[Work required] Find the word "Cheesesteak" in the records and copy every line where it occurs.

[Source material]
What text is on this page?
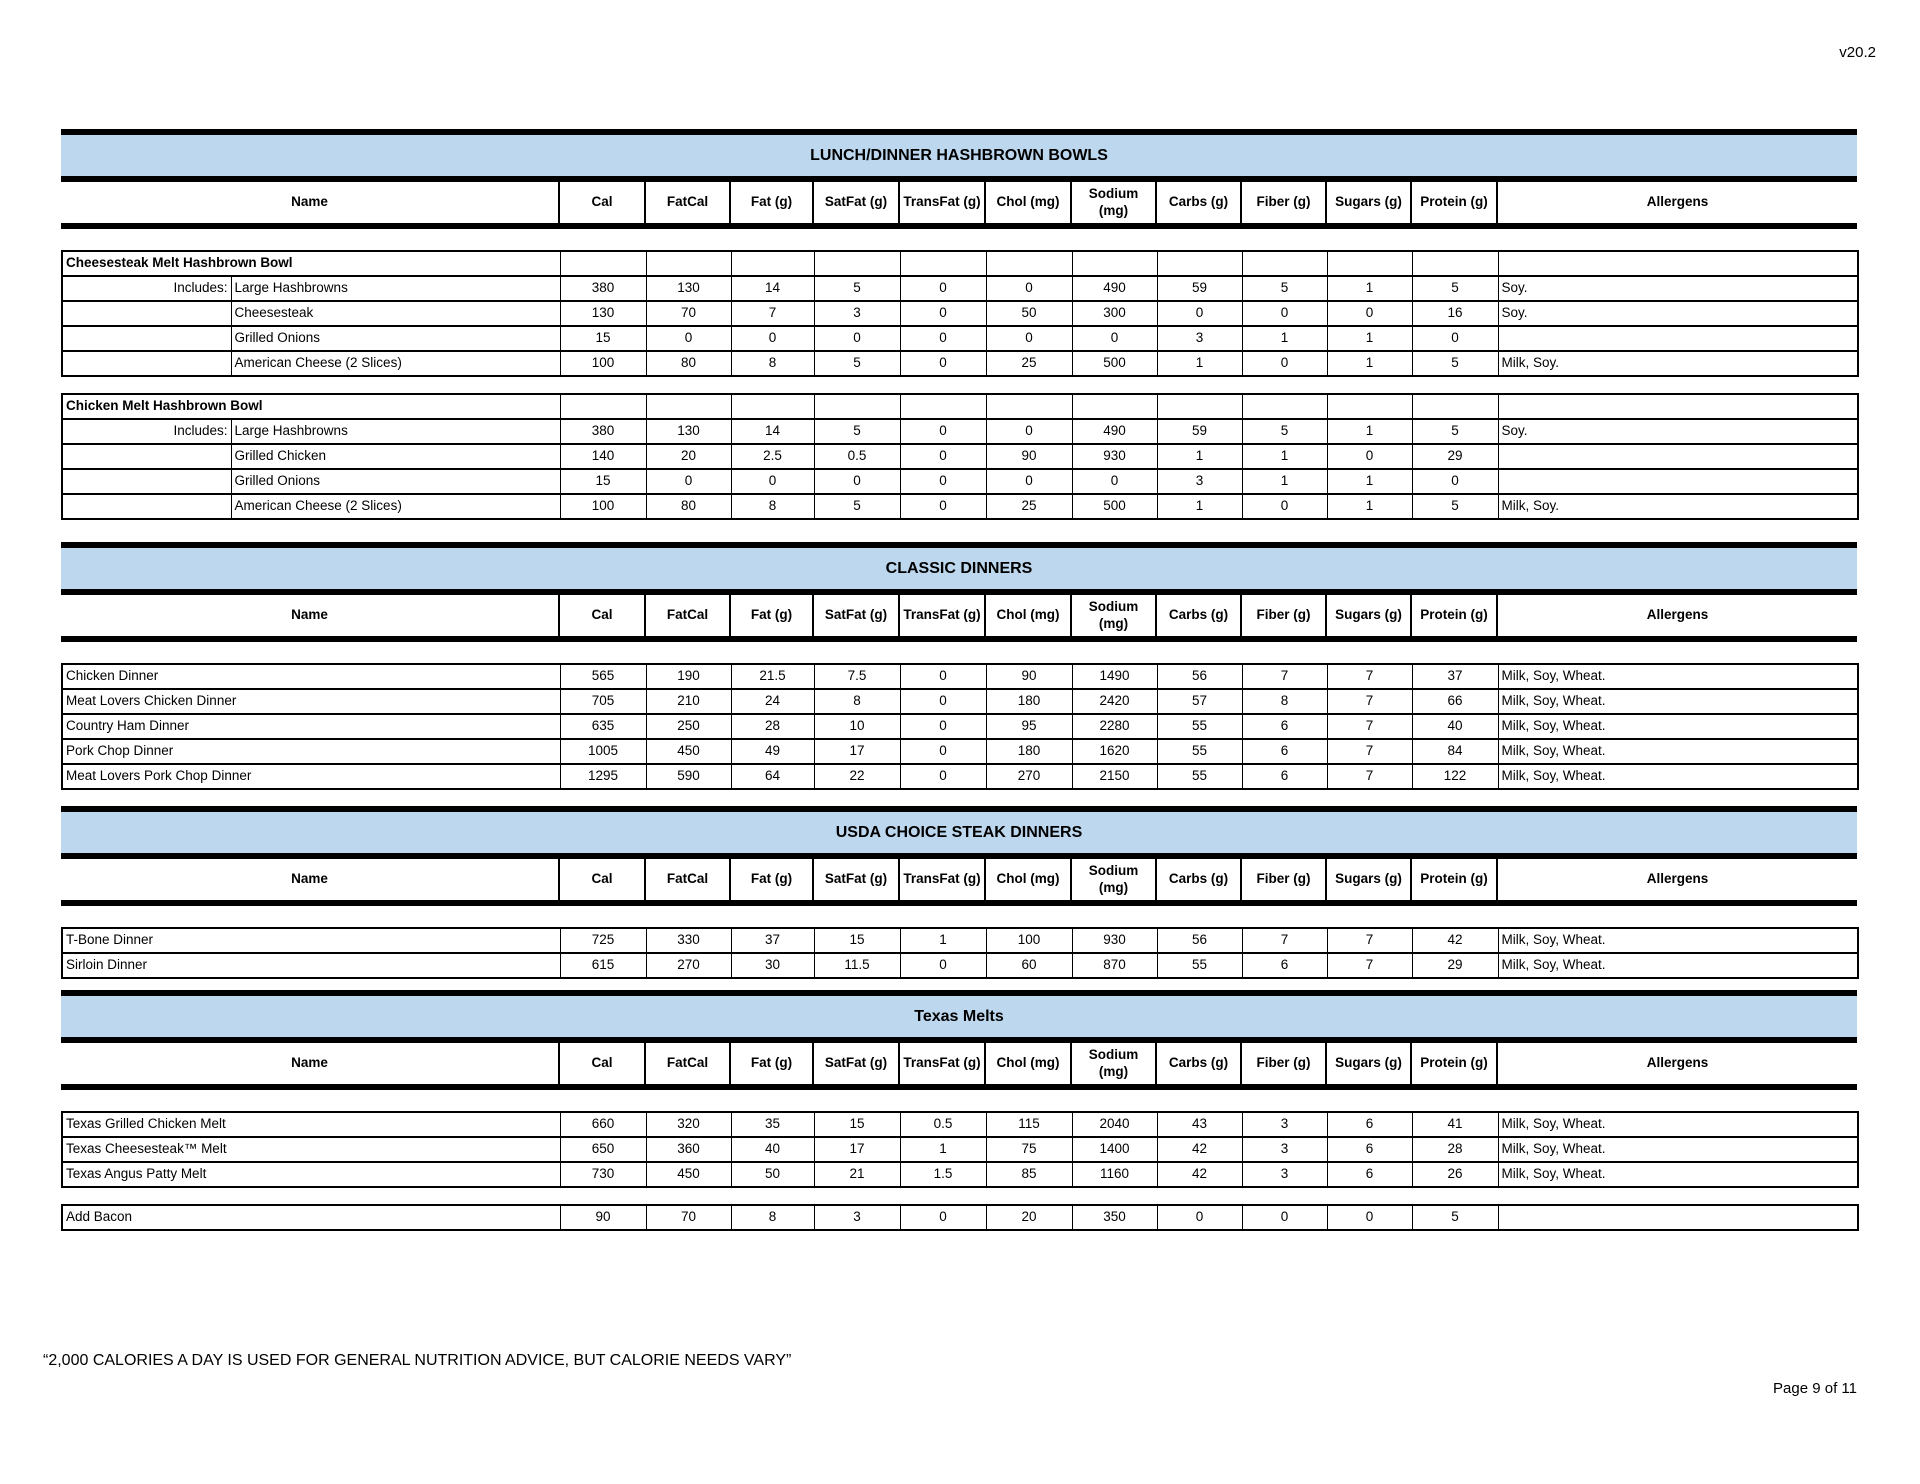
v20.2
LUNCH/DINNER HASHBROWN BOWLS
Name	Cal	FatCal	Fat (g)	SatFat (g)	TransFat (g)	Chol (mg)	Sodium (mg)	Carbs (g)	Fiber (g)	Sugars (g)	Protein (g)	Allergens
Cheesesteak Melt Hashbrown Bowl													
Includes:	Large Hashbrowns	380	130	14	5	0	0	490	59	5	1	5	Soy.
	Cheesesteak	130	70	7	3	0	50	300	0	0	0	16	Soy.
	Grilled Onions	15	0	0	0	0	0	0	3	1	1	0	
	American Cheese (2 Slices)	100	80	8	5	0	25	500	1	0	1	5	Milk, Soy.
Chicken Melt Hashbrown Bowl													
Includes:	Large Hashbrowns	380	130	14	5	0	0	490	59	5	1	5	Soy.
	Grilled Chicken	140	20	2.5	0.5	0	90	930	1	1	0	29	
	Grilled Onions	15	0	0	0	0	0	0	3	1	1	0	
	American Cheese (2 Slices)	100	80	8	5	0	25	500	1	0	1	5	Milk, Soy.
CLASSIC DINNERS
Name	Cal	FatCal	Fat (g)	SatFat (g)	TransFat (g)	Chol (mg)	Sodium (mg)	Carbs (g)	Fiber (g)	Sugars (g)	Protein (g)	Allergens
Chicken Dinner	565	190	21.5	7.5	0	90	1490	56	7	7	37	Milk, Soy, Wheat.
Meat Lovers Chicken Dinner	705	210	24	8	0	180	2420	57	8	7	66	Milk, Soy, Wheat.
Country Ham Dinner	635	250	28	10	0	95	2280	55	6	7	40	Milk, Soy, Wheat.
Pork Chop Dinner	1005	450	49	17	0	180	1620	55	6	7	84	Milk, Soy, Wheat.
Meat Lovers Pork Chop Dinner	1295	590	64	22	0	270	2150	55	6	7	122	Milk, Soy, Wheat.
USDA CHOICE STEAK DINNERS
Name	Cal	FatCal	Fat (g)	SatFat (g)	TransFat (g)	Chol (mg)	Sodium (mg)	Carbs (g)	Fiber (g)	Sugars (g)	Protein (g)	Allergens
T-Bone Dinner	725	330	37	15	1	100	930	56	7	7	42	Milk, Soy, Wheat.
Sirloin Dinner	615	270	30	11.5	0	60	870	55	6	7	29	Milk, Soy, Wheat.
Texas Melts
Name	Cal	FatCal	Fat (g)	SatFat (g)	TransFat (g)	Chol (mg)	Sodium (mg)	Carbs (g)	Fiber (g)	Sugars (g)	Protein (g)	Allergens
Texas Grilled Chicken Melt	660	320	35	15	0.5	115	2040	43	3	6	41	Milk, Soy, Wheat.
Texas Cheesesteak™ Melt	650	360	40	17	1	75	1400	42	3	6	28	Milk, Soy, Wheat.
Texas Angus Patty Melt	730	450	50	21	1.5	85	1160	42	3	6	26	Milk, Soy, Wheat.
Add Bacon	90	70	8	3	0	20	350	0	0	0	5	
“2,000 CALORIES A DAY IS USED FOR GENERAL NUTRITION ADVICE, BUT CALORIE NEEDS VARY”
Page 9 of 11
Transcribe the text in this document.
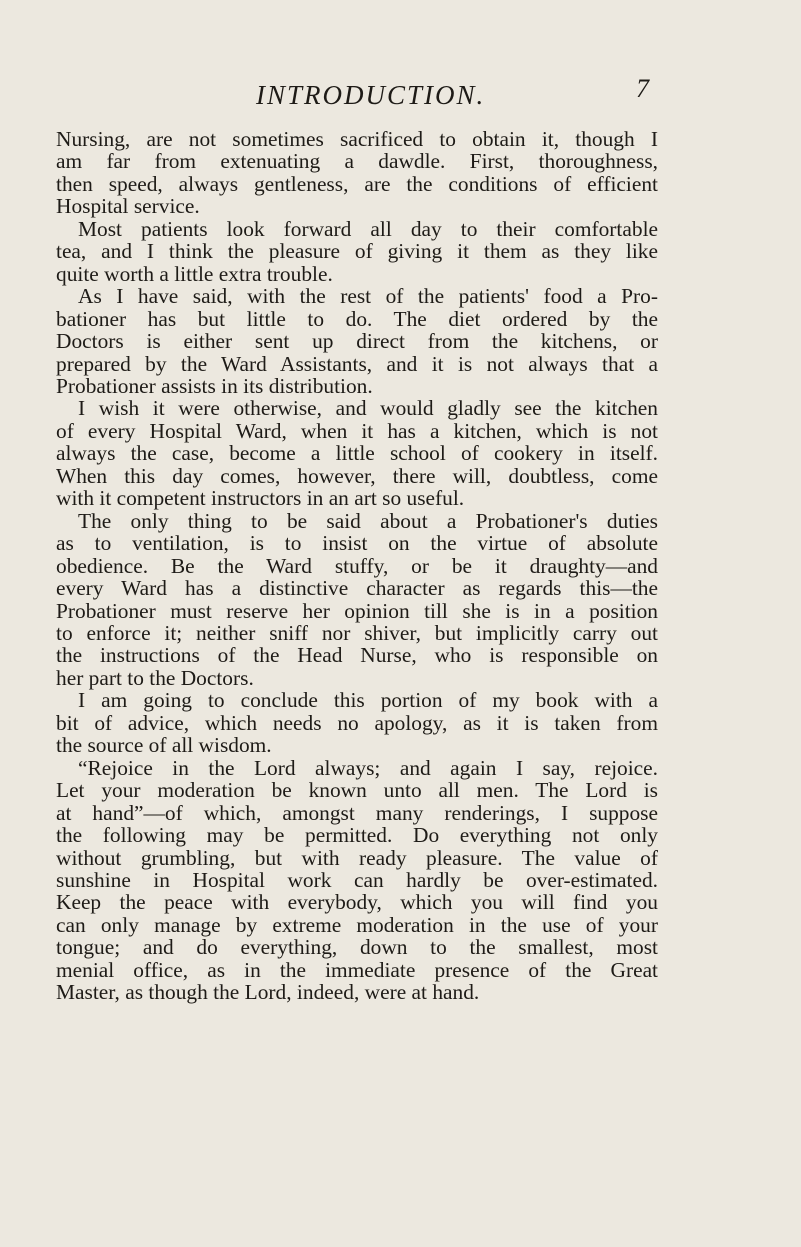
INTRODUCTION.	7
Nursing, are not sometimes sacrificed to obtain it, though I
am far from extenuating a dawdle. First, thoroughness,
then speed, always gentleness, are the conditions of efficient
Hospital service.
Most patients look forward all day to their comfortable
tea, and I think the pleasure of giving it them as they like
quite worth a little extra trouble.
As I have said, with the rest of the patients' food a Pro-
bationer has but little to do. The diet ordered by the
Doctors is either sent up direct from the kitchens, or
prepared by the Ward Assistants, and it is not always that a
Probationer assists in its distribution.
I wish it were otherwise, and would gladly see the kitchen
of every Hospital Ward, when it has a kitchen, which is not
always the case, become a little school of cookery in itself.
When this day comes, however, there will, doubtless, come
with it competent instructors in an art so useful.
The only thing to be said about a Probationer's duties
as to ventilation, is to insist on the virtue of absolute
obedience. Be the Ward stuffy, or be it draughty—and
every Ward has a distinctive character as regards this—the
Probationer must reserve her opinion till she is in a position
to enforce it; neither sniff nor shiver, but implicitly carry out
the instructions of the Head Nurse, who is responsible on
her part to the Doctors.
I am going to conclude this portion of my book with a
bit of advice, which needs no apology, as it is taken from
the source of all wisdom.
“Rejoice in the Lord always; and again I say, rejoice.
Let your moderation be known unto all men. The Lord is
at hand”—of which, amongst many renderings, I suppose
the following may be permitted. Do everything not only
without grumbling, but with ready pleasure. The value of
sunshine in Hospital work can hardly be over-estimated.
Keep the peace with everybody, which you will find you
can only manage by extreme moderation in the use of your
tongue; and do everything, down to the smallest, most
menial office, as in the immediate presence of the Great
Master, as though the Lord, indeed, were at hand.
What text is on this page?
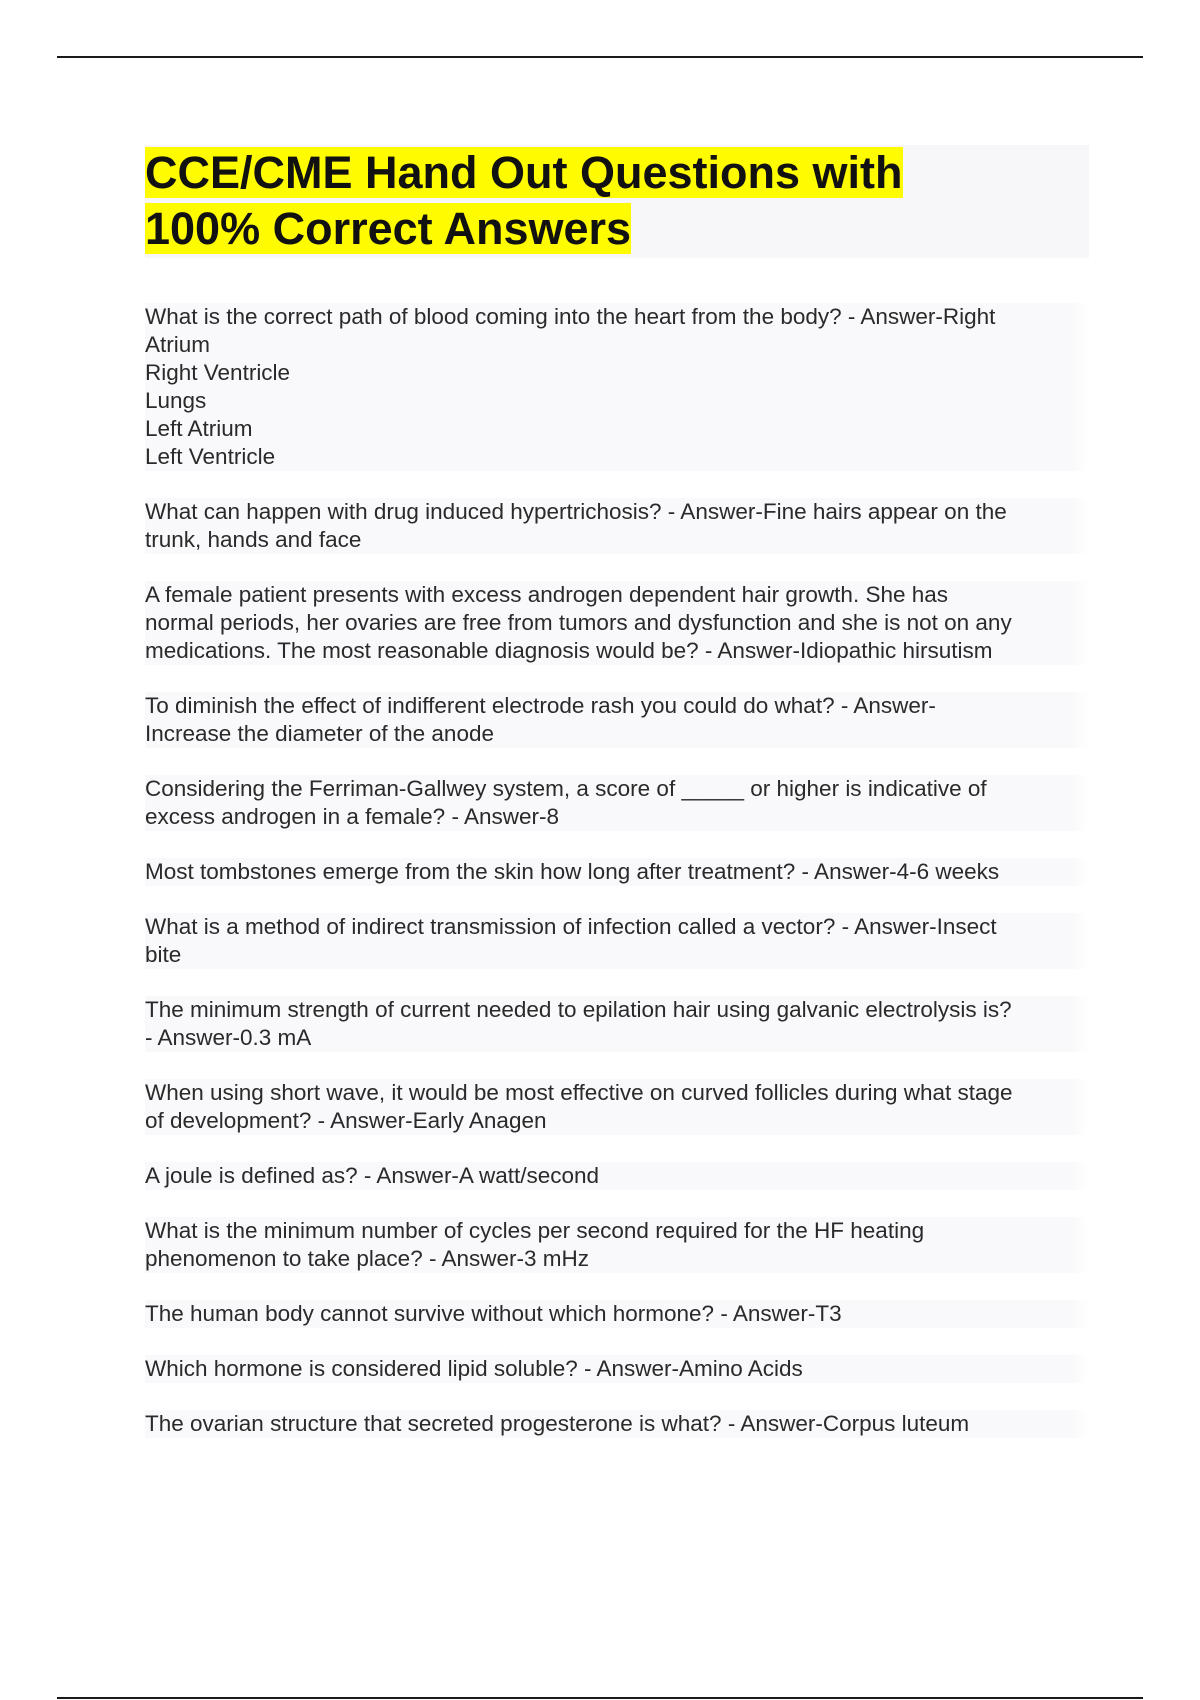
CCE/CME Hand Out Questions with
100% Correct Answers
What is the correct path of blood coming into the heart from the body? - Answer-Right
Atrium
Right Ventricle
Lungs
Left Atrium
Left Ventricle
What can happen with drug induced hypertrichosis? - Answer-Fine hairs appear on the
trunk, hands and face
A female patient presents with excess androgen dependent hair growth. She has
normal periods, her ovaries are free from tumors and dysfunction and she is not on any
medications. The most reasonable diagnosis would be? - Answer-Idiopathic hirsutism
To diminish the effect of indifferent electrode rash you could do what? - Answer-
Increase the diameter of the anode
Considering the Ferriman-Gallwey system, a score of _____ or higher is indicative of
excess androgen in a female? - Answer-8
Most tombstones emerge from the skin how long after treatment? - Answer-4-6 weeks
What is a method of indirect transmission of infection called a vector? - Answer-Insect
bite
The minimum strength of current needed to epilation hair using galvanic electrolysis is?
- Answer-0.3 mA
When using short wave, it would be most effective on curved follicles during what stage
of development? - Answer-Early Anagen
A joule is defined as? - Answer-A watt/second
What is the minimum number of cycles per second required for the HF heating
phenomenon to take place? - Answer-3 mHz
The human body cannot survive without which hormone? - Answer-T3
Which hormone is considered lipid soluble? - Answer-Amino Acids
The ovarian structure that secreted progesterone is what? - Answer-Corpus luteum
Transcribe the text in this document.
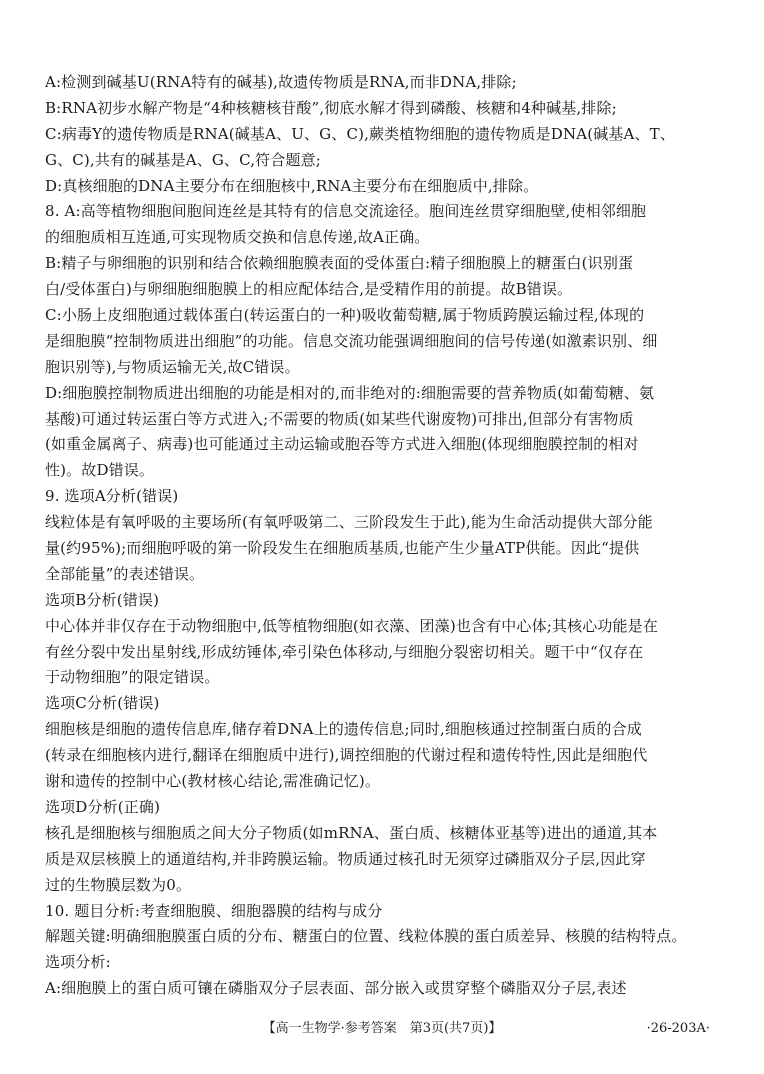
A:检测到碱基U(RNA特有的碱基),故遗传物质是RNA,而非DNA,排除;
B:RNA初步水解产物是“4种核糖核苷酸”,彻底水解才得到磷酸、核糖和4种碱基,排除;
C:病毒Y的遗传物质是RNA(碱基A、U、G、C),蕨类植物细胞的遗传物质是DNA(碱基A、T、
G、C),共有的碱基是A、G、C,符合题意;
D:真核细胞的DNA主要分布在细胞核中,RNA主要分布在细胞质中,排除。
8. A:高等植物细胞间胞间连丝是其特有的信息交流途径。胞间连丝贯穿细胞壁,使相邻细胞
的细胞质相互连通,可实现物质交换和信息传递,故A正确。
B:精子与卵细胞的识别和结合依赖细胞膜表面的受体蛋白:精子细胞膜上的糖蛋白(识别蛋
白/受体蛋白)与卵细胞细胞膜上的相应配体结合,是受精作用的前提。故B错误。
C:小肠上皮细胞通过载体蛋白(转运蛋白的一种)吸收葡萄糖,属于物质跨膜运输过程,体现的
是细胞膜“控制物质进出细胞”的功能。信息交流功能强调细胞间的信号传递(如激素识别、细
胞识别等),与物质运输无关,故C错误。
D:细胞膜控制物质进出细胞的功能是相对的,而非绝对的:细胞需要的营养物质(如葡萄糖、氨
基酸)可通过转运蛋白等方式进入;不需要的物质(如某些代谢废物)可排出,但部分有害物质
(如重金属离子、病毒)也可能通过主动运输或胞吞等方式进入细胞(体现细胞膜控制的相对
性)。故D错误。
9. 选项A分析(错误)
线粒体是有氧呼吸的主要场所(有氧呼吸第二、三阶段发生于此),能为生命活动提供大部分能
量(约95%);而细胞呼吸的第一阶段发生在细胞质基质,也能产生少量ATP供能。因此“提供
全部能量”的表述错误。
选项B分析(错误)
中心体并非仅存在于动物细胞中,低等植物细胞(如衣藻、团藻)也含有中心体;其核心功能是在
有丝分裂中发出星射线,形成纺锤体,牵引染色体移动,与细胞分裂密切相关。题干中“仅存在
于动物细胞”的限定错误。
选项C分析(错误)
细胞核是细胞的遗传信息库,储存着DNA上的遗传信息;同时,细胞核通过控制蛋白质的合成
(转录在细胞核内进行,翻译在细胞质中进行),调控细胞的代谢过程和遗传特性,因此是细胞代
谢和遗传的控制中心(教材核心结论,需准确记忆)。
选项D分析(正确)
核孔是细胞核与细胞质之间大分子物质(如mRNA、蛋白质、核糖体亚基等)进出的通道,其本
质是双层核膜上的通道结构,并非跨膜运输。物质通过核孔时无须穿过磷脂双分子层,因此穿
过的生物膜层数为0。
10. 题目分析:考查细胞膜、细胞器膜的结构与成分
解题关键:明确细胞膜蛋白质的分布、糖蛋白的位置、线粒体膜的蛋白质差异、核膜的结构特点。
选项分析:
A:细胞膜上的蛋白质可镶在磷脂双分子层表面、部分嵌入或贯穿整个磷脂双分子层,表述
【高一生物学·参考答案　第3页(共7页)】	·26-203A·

[Exercise solution]
Cheesesteak Melt Hashbrown Bowl													
	Cheesesteak	130	70	7	3	0	50	300	0	0	0	16	Soy.
Texas Cheesesteak™ Melt	650	360	40	17	1	75	1400	42	3	6	28	Milk, Soy, Wheat.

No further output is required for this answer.